───── RECORDS SHOWN ─────

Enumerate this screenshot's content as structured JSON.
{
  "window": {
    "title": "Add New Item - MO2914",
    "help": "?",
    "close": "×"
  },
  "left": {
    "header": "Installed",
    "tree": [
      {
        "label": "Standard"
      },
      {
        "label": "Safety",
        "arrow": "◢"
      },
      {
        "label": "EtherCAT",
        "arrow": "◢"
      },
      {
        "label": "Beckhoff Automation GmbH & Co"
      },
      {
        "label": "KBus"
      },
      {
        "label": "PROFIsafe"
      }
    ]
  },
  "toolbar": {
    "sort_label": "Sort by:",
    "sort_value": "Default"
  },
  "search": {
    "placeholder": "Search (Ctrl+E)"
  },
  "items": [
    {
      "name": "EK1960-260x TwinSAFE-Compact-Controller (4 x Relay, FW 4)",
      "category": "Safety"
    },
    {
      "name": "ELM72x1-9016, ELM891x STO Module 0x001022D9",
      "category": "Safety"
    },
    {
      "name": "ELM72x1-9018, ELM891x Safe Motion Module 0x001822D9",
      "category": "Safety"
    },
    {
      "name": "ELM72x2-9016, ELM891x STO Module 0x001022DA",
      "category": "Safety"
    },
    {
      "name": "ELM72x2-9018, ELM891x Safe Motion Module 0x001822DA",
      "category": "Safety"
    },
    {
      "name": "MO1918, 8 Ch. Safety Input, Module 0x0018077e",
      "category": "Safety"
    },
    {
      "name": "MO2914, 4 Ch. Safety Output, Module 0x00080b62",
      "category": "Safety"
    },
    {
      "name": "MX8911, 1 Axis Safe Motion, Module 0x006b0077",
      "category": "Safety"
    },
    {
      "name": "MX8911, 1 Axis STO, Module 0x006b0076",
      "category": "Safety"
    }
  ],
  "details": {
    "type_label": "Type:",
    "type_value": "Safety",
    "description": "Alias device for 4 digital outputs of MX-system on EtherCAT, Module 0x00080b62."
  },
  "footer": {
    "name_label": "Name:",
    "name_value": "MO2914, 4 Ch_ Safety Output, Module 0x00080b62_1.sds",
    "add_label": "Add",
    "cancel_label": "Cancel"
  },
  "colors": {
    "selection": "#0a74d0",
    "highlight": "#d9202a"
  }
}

─────

WHAT TO PRODUCE >>
Output the complete data exactly as written.

SOLUTION TO THIS PROBLEM >>
Enumerate this screenshot's content as structured JSON.
{
  "window": {
    "title": "Add New Item - MO2914",
    "help": "?",
    "close": "×"
  },
  "left": {
    "header": "Installed",
    "tree": [
      {
        "label": "Standard"
      },
      {
        "label": "Safety",
        "arrow": "◢"
      },
      {
        "label": "EtherCAT",
        "arrow": "◢"
      },
      {
        "label": "Beckhoff Automation GmbH & Co"
      },
      {
        "label": "KBus"
      },
      {
        "label": "PROFIsafe"
      }
    ]
  },
  "toolbar": {
    "sort_label": "Sort by:",
    "sort_value": "Default"
  },
  "search": {
    "placeholder": "Search (Ctrl+E)"
  },
  "items": [
    {
      "name": "EK1960-260x TwinSAFE-Compact-Controller (4 x Relay, FW 4)",
      "category": "Safety"
    },
    {
      "name": "ELM72x1-9016, ELM891x STO Module 0x001022D9",
      "category": "Safety"
    },
    {
      "name": "ELM72x1-9018, ELM891x Safe Motion Module 0x001822D9",
      "category": "Safety"
    },
    {
      "name": "ELM72x2-9016, ELM891x STO Module 0x001022DA",
      "category": "Safety"
    },
    {
      "name": "ELM72x2-9018, ELM891x Safe Motion Module 0x001822DA",
      "category": "Safety"
    },
    {
      "name": "MO1918, 8 Ch. Safety Input, Module 0x0018077e",
      "category": "Safety"
    },
    {
      "name": "MO2914, 4 Ch. Safety Output, Module 0x00080b62",
      "category": "Safety"
    },
    {
      "name": "MX8911, 1 Axis Safe Motion, Module 0x006b0077",
      "category": "Safety"
    },
    {
      "name": "MX8911, 1 Axis STO, Module 0x006b0076",
      "category": "Safety"
    }
  ],
  "details": {
    "type_label": "Type:",
    "type_value": "Safety",
    "description": "Alias device for 4 digital outputs of MX-system on EtherCAT, Module 0x00080b62."
  },
  "footer": {
    "name_label": "Name:",
    "name_value": "MO2914, 4 Ch_ Safety Output, Module 0x00080b62_1.sds",
    "add_label": "Add",
    "cancel_label": "Cancel"
  },
  "colors": {
    "selection": "#0a74d0",
    "highlight": "#d9202a"
  }
}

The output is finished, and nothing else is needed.